§ SUPPLIED MATERIAL
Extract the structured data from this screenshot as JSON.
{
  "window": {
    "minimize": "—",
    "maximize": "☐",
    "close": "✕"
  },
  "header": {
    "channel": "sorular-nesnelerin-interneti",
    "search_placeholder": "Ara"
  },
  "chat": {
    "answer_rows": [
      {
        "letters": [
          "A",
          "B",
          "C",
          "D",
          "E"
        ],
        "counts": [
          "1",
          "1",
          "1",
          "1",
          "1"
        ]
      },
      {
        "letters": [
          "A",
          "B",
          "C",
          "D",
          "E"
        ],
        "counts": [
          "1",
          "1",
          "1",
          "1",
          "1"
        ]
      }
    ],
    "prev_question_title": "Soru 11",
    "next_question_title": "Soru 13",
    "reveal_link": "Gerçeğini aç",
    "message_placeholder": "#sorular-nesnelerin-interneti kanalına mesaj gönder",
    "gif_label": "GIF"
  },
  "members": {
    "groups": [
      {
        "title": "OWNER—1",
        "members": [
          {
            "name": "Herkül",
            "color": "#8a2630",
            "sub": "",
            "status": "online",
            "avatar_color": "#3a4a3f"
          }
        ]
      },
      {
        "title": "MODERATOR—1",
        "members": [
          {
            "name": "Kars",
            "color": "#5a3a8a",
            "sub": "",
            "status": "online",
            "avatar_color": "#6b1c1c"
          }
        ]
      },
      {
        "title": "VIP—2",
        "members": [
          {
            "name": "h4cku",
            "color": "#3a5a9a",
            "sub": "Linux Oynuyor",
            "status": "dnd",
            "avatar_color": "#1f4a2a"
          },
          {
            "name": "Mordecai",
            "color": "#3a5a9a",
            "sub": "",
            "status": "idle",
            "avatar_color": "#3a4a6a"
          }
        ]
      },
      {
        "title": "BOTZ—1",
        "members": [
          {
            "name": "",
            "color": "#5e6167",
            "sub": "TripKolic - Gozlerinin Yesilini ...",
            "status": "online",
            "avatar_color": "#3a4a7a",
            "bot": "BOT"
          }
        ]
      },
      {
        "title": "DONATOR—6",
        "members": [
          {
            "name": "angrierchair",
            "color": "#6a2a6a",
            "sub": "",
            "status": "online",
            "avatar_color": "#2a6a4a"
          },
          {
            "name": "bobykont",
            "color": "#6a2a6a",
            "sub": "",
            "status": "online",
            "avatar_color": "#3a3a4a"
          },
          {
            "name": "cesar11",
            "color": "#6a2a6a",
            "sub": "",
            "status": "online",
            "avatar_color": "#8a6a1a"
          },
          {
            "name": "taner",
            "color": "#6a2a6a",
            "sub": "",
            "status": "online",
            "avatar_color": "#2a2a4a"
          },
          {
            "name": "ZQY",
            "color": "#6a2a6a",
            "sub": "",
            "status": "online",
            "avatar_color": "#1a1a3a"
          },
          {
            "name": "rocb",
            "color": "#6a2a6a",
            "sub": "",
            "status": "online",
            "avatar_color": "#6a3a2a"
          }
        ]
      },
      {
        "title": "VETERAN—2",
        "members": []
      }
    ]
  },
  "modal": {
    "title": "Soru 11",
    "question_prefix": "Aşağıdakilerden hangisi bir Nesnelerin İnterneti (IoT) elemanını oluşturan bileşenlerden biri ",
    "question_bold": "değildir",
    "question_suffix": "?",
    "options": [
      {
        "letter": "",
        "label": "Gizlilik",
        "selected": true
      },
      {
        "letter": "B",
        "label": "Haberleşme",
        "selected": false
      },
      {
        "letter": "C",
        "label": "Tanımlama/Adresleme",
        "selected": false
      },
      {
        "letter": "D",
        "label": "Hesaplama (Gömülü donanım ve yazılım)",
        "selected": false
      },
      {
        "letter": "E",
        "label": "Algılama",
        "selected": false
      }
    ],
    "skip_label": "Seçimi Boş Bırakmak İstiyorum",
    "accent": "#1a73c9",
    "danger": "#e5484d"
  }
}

§ PROBLEM STATEMENT
Please restate the whole listing word for word.

§ ANSWER FOR THE TASK
Extract the structured data from this screenshot as JSON.
{
  "window": {
    "minimize": "—",
    "maximize": "☐",
    "close": "✕"
  },
  "header": {
    "channel": "sorular-nesnelerin-interneti",
    "search_placeholder": "Ara"
  },
  "chat": {
    "answer_rows": [
      {
        "letters": [
          "A",
          "B",
          "C",
          "D",
          "E"
        ],
        "counts": [
          "1",
          "1",
          "1",
          "1",
          "1"
        ]
      },
      {
        "letters": [
          "A",
          "B",
          "C",
          "D",
          "E"
        ],
        "counts": [
          "1",
          "1",
          "1",
          "1",
          "1"
        ]
      }
    ],
    "prev_question_title": "Soru 11",
    "next_question_title": "Soru 13",
    "reveal_link": "Gerçeğini aç",
    "message_placeholder": "#sorular-nesnelerin-interneti kanalına mesaj gönder",
    "gif_label": "GIF"
  },
  "members": {
    "groups": [
      {
        "title": "OWNER—1",
        "members": [
          {
            "name": "Herkül",
            "color": "#8a2630",
            "sub": "",
            "status": "online",
            "avatar_color": "#3a4a3f"
          }
        ]
      },
      {
        "title": "MODERATOR—1",
        "members": [
          {
            "name": "Kars",
            "color": "#5a3a8a",
            "sub": "",
            "status": "online",
            "avatar_color": "#6b1c1c"
          }
        ]
      },
      {
        "title": "VIP—2",
        "members": [
          {
            "name": "h4cku",
            "color": "#3a5a9a",
            "sub": "Linux Oynuyor",
            "status": "dnd",
            "avatar_color": "#1f4a2a"
          },
          {
            "name": "Mordecai",
            "color": "#3a5a9a",
            "sub": "",
            "status": "idle",
            "avatar_color": "#3a4a6a"
          }
        ]
      },
      {
        "title": "BOTZ—1",
        "members": [
          {
            "name": "",
            "color": "#5e6167",
            "sub": "TripKolic - Gozlerinin Yesilini ...",
            "status": "online",
            "avatar_color": "#3a4a7a",
            "bot": "BOT"
          }
        ]
      },
      {
        "title": "DONATOR—6",
        "members": [
          {
            "name": "angrierchair",
            "color": "#6a2a6a",
            "sub": "",
            "status": "online",
            "avatar_color": "#2a6a4a"
          },
          {
            "name": "bobykont",
            "color": "#6a2a6a",
            "sub": "",
            "status": "online",
            "avatar_color": "#3a3a4a"
          },
          {
            "name": "cesar11",
            "color": "#6a2a6a",
            "sub": "",
            "status": "online",
            "avatar_color": "#8a6a1a"
          },
          {
            "name": "taner",
            "color": "#6a2a6a",
            "sub": "",
            "status": "online",
            "avatar_color": "#2a2a4a"
          },
          {
            "name": "ZQY",
            "color": "#6a2a6a",
            "sub": "",
            "status": "online",
            "avatar_color": "#1a1a3a"
          },
          {
            "name": "rocb",
            "color": "#6a2a6a",
            "sub": "",
            "status": "online",
            "avatar_color": "#6a3a2a"
          }
        ]
      },
      {
        "title": "VETERAN—2",
        "members": []
      }
    ]
  },
  "modal": {
    "title": "Soru 11",
    "question_prefix": "Aşağıdakilerden hangisi bir Nesnelerin İnterneti (IoT) elemanını oluşturan bileşenlerden biri ",
    "question_bold": "değildir",
    "question_suffix": "?",
    "options": [
      {
        "letter": "",
        "label": "Gizlilik",
        "selected": true
      },
      {
        "letter": "B",
        "label": "Haberleşme",
        "selected": false
      },
      {
        "letter": "C",
        "label": "Tanımlama/Adresleme",
        "selected": false
      },
      {
        "letter": "D",
        "label": "Hesaplama (Gömülü donanım ve yazılım)",
        "selected": false
      },
      {
        "letter": "E",
        "label": "Algılama",
        "selected": false
      }
    ],
    "skip_label": "Seçimi Boş Bırakmak İstiyorum",
    "accent": "#1a73c9",
    "danger": "#e5484d"
  }
}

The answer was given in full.